- _O que fazer_
Responda com base na crítica de cinema abaixo:
1. Em que ano saiu "O Balão Branco"?
2. Quem assina o roteiro de "Ouro Carmim"?
3. O que Hussein faz à noite?

- _Trecho do documento_
Diretor de "O Círculo" rompe com clichês associados à produção de seu país em filme com roteiro de Kiarostami
Panahi tritura ingenuidade do cinema iraniano
CÁSSIO STARLING CARLOS
EDITOR DA ILUSTRADA
Dramas protagonizados por
crianças, aldeias, paisagens
montanhosas. Céus azuis e predominância de imagens que resultam em pura contemplação já
se tornaram, mais que índices, clichês do cinema iraniano que circula pelo mundo há cerca de uma
década. Depois de se exercitar
nesse código com "O Balão Branco" (1995), Jafar Panahi ultrapassou os limites dessa estética no já
excepcional "O Círculo" (2000),
mergulho no cotidiano feminino
anônimo que oferecia uma visão
em todos os pontos crítica da concepção corrente no Ocidente da
mulher sob o islã. Com "Ouro
Carmim" (2003) -cujo roteiro é
assinado pelo mestre Abbas Kiarostami- o cineasta tritura os últimos resíduos da ingenuidade
associada aos filmes iranianos.
O filme se abre com um plano-seqüência (já rico de pontos de
vista, a despeito da câmera fixa)
de uma violência assombrosa para nosso olhar estereotipado. Nele, vemos um assalto que culmina
com a tomada de um refém, seu
assassinato e o suicídio de Hussein, protagonista e vítima dessa
história trágica. Na hora e meia
seguinte, a adoção do flashback se
justificará não apenas pela riqueza da estrutura teoremática da
narrativa em forma de círculo como também para revelar em minúcias as origens do ato violento.
Assim, a ação substitui a contemplação num processo de ruptura
com o clichê.
Em vez do espaço rural, estamos dentro do urbano, em Teerã,
com seu trânsito caótico, acompanhando a perambulação de
Hussein e seu cunhado, Ali, sobre
uma moto. À noite, Hussein entrega pizzas. De dia, completa o
orçamento com assaltos.

- _Linhas de dados_
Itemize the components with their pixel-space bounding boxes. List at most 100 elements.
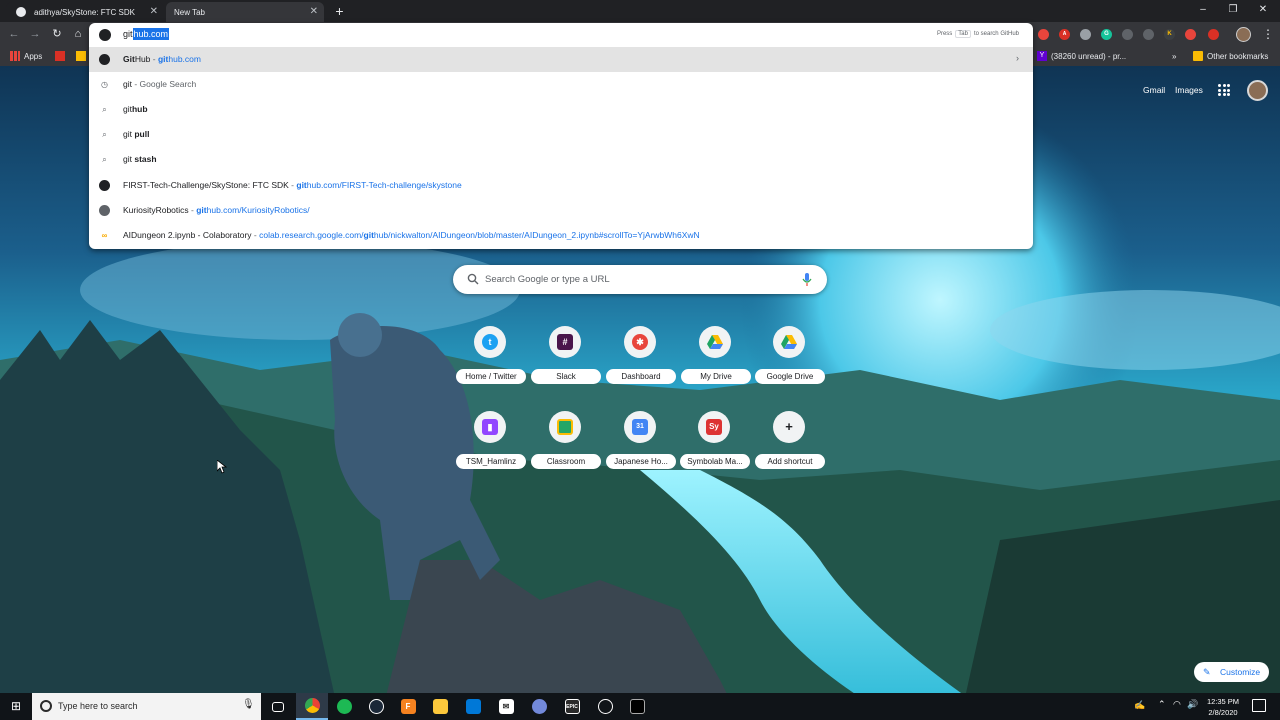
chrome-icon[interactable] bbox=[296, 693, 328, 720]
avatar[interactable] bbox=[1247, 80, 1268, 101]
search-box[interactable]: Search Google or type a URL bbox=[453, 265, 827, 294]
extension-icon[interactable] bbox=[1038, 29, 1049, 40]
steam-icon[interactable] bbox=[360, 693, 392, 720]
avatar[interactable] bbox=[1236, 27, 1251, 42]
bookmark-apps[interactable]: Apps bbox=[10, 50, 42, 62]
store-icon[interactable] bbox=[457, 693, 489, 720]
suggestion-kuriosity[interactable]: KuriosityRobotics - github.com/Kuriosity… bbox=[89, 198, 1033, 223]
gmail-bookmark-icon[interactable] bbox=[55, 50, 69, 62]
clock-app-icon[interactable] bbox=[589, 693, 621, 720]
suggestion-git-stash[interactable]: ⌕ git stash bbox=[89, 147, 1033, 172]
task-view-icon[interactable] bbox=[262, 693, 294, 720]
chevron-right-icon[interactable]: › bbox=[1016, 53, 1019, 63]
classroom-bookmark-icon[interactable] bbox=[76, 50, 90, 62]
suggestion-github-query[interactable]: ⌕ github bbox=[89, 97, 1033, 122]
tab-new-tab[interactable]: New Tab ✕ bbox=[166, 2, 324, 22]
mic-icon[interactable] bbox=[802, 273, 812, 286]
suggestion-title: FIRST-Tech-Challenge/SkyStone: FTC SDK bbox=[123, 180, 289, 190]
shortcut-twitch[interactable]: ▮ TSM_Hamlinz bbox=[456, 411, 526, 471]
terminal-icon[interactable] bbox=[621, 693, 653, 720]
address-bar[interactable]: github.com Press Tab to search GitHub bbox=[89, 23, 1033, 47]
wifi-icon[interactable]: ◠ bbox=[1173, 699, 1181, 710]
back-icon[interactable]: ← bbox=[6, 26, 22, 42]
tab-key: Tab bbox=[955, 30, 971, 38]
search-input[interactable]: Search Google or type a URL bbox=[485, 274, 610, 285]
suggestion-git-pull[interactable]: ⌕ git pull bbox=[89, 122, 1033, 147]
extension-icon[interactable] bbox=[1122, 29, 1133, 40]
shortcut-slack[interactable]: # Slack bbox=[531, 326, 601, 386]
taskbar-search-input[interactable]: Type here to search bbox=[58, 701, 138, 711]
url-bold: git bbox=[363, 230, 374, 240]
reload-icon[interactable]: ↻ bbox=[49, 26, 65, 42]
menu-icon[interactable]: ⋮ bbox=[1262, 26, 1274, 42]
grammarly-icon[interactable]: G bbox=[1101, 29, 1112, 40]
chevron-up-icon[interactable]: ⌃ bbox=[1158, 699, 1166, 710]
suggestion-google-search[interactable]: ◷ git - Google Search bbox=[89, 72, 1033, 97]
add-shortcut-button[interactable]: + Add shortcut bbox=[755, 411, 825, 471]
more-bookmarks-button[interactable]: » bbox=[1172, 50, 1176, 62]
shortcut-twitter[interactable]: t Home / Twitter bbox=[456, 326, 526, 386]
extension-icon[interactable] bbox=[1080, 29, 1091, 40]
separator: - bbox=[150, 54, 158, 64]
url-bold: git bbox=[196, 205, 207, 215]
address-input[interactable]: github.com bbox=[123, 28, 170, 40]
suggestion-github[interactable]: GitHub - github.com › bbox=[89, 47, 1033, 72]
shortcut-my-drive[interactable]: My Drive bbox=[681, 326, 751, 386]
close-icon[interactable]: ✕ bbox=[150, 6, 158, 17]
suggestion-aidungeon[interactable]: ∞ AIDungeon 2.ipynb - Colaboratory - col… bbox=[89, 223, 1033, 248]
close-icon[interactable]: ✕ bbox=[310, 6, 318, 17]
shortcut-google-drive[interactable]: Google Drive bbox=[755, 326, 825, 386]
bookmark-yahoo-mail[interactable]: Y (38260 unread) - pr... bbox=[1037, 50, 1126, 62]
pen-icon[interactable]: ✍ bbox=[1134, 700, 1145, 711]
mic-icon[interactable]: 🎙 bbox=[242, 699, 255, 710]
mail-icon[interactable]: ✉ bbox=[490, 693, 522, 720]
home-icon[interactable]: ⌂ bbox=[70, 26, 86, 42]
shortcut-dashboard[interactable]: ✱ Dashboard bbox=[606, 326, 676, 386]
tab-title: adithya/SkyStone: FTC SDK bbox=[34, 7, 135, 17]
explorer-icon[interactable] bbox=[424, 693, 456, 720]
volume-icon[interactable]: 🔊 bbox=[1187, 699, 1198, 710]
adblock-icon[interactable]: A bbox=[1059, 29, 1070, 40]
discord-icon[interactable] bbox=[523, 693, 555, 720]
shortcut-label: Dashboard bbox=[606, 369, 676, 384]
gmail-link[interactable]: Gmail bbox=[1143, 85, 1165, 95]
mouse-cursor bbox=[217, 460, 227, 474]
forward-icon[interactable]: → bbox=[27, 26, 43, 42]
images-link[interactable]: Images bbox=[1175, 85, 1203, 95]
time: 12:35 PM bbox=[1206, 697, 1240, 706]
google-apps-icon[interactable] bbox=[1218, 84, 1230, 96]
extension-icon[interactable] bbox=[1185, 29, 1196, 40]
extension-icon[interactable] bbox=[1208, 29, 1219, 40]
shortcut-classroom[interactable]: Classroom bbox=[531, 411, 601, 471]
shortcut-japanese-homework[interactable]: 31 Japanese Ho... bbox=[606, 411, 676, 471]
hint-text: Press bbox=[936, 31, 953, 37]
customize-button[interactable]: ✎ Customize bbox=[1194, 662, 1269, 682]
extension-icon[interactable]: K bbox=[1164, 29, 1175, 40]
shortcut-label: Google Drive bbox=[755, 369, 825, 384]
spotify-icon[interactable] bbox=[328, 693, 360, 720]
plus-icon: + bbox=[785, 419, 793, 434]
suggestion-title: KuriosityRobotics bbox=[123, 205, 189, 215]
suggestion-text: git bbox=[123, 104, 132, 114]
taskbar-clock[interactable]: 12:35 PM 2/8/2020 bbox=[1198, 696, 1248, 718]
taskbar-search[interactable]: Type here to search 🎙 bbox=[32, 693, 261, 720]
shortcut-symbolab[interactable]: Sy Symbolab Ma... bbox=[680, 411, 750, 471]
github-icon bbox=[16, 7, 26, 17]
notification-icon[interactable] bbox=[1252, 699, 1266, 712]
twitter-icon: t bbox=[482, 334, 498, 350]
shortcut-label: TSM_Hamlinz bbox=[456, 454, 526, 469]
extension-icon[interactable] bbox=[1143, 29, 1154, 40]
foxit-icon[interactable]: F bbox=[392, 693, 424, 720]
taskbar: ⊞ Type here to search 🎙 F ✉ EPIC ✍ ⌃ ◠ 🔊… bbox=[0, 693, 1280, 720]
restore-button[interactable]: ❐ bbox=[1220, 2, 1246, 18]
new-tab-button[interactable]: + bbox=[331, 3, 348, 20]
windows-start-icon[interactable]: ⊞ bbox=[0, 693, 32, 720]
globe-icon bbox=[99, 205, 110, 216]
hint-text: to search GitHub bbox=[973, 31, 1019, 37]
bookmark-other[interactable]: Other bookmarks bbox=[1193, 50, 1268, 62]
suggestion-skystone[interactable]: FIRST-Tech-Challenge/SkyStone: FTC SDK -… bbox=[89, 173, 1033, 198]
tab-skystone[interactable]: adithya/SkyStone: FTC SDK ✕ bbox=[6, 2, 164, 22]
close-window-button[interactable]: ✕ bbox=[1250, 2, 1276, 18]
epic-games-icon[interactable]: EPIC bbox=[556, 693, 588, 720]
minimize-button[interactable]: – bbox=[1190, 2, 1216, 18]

- _Resposta_
1. Em 1995.
2. Abbas Kiarostami.
3. Entrega pizzas.